- **Task prompt**:
Write the records below out again exactly as given, with no images.

- **Input**:
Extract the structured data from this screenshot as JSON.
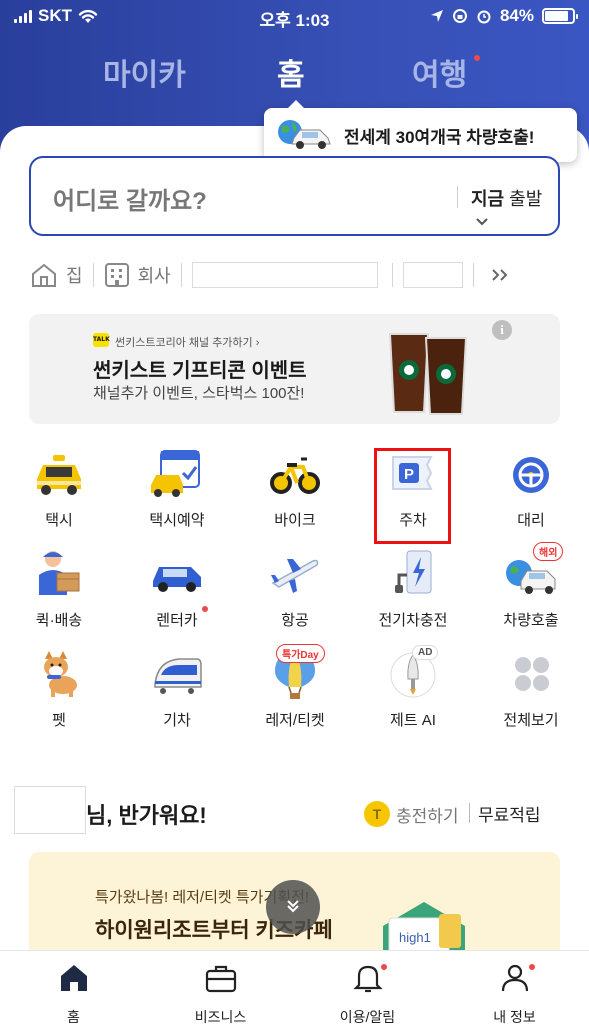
{
  "status_bar": {
    "carrier": "SKT",
    "time": "오후 1:03",
    "battery": "84%",
    "battery_level": 0.84
  },
  "top_tabs": [
    {
      "label": "마이카",
      "active": false
    },
    {
      "label": "홈",
      "active": true
    },
    {
      "label": "여행",
      "active": false,
      "badge": true
    }
  ],
  "tooltip": {
    "text": "전세계 30여개국 차량호출!",
    "icon": "globe-car-icon"
  },
  "search": {
    "placeholder": "어디로 갈까요?",
    "depart_bold": "지금",
    "depart_label": "출발"
  },
  "shortcuts": [
    {
      "label": "집",
      "icon": "home-icon"
    },
    {
      "label": "회사",
      "icon": "building-icon"
    }
  ],
  "banner": {
    "channel": "썬키스트코리아 채널 추가하기 ›",
    "title": "썬키스트 기프티콘 이벤트",
    "description": "채널추가 이벤트, 스타벅스 100잔!",
    "kakao_badge": "TALK"
  },
  "services": [
    {
      "label": "택시",
      "icon": "taxi-icon"
    },
    {
      "label": "택시예약",
      "icon": "taxi-reservation-icon"
    },
    {
      "label": "바이크",
      "icon": "bike-icon"
    },
    {
      "label": "주차",
      "icon": "parking-icon"
    },
    {
      "label": "대리",
      "icon": "designated-driver-icon"
    },
    {
      "label": "퀵·배송",
      "icon": "delivery-icon"
    },
    {
      "label": "렌터카",
      "icon": "rental-car-icon",
      "dot": true
    },
    {
      "label": "항공",
      "icon": "airplane-icon"
    },
    {
      "label": "전기차충전",
      "icon": "ev-charger-icon"
    },
    {
      "label": "차량호출",
      "icon": "global-car-icon",
      "tag": "해외"
    },
    {
      "label": "펫",
      "icon": "pet-icon"
    },
    {
      "label": "기차",
      "icon": "train-icon"
    },
    {
      "label": "레저/티켓",
      "icon": "balloon-icon",
      "tag": "특가Day"
    },
    {
      "label": "제트 AI",
      "icon": "rocket-icon",
      "tag": "AD"
    },
    {
      "label": "전체보기",
      "icon": "grid-icon"
    }
  ],
  "greeting": {
    "text": "님, 반가워요!",
    "charge_label": "충전하기",
    "coin": "T",
    "free_label": "무료적립"
  },
  "promo": {
    "line1": "특가왔나봄! 레저/티켓 특가기획전!",
    "line2": "하이원리조트부터 키즈카페",
    "brand": "high1"
  },
  "bottom_nav": [
    {
      "label": "홈",
      "icon": "home-filled-icon"
    },
    {
      "label": "비즈니스",
      "icon": "briefcase-icon"
    },
    {
      "label": "이용/알림",
      "icon": "bell-icon",
      "dot": true
    },
    {
      "label": "내 정보",
      "icon": "person-icon",
      "dot": true
    }
  ],
  "colors": {
    "brand_blue": "#2b47b3",
    "accent_red": "#e11111",
    "promo_bg": "#fdf3d6"
  }
}
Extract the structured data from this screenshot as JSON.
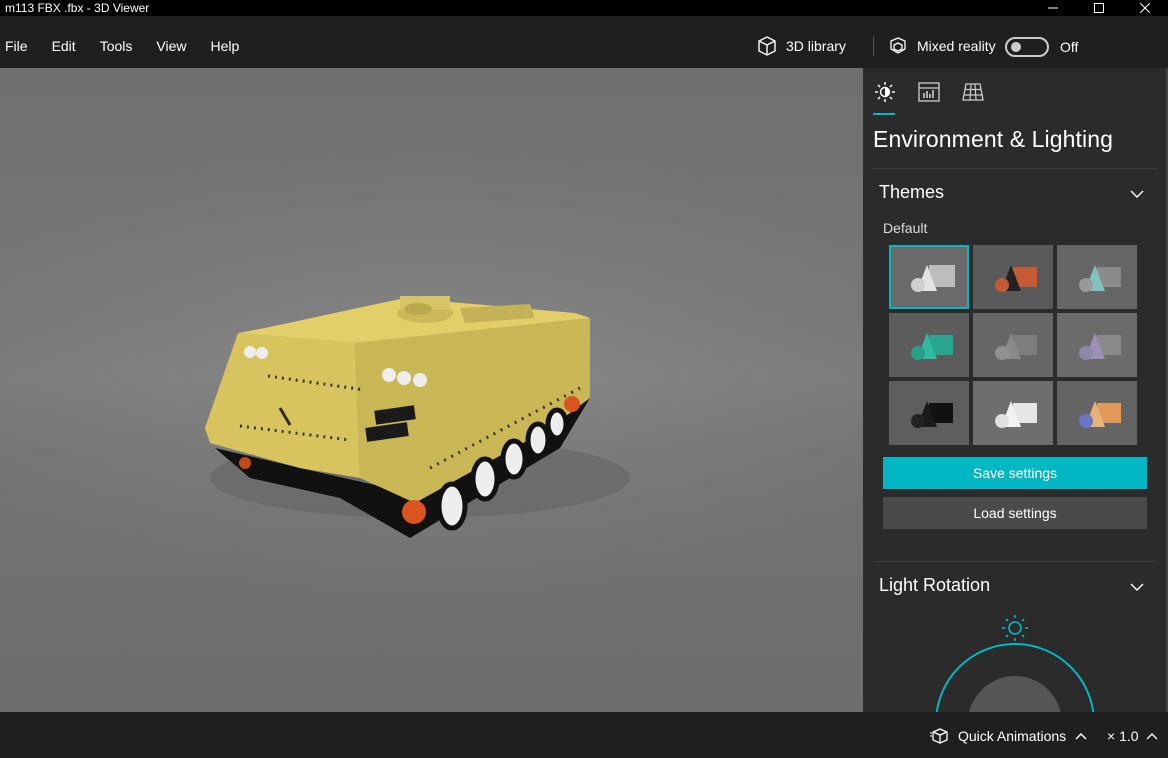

- **The result**:
Extract the structured data from this screenshot as JSON.
{
  "status_bar": {
    "carrier": "SKT",
    "time": "오후 1:03",
    "battery": "84%",
    "battery_level": 0.84
  },
  "top_tabs": [
    {
      "label": "마이카",
      "active": false
    },
    {
      "label": "홈",
      "active": true
    },
    {
      "label": "여행",
      "active": false,
      "badge": true
    }
  ],
  "tooltip": {
    "text": "전세계 30여개국 차량호출!",
    "icon": "globe-car-icon"
  },
  "search": {
    "placeholder": "어디로 갈까요?",
    "depart_bold": "지금",
    "depart_label": "출발"
  },
  "shortcuts": [
    {
      "label": "집",
      "icon": "home-icon"
    },
    {
      "label": "회사",
      "icon": "building-icon"
    }
  ],
  "banner": {
    "channel": "썬키스트코리아 채널 추가하기 ›",
    "title": "썬키스트 기프티콘 이벤트",
    "description": "채널추가 이벤트, 스타벅스 100잔!",
    "kakao_badge": "TALK"
  },
  "services": [
    {
      "label": "택시",
      "icon": "taxi-icon"
    },
    {
      "label": "택시예약",
      "icon": "taxi-reservation-icon"
    },
    {
      "label": "바이크",
      "icon": "bike-icon"
    },
    {
      "label": "주차",
      "icon": "parking-icon"
    },
    {
      "label": "대리",
      "icon": "designated-driver-icon"
    },
    {
      "label": "퀵·배송",
      "icon": "delivery-icon"
    },
    {
      "label": "렌터카",
      "icon": "rental-car-icon",
      "dot": true
    },
    {
      "label": "항공",
      "icon": "airplane-icon"
    },
    {
      "label": "전기차충전",
      "icon": "ev-charger-icon"
    },
    {
      "label": "차량호출",
      "icon": "global-car-icon",
      "tag": "해외"
    },
    {
      "label": "펫",
      "icon": "pet-icon"
    },
    {
      "label": "기차",
      "icon": "train-icon"
    },
    {
      "label": "레저/티켓",
      "icon": "balloon-icon",
      "tag": "특가Day"
    },
    {
      "label": "제트 AI",
      "icon": "rocket-icon",
      "tag": "AD"
    },
    {
      "label": "전체보기",
      "icon": "grid-icon"
    }
  ],
  "greeting": {
    "text": "님, 반가워요!",
    "charge_label": "충전하기",
    "coin": "T",
    "free_label": "무료적립"
  },
  "promo": {
    "line1": "특가왔나봄! 레저/티켓 특가기획전!",
    "line2": "하이원리조트부터 키즈카페",
    "brand": "high1"
  },
  "bottom_nav": [
    {
      "label": "홈",
      "icon": "home-filled-icon"
    },
    {
      "label": "비즈니스",
      "icon": "briefcase-icon"
    },
    {
      "label": "이용/알림",
      "icon": "bell-icon",
      "dot": true
    },
    {
      "label": "내 정보",
      "icon": "person-icon",
      "dot": true
    }
  ],
  "colors": {
    "brand_blue": "#2b47b3",
    "accent_red": "#e11111",
    "promo_bg": "#fdf3d6"
  }
}
Extract the structured data from this screenshot as JSON.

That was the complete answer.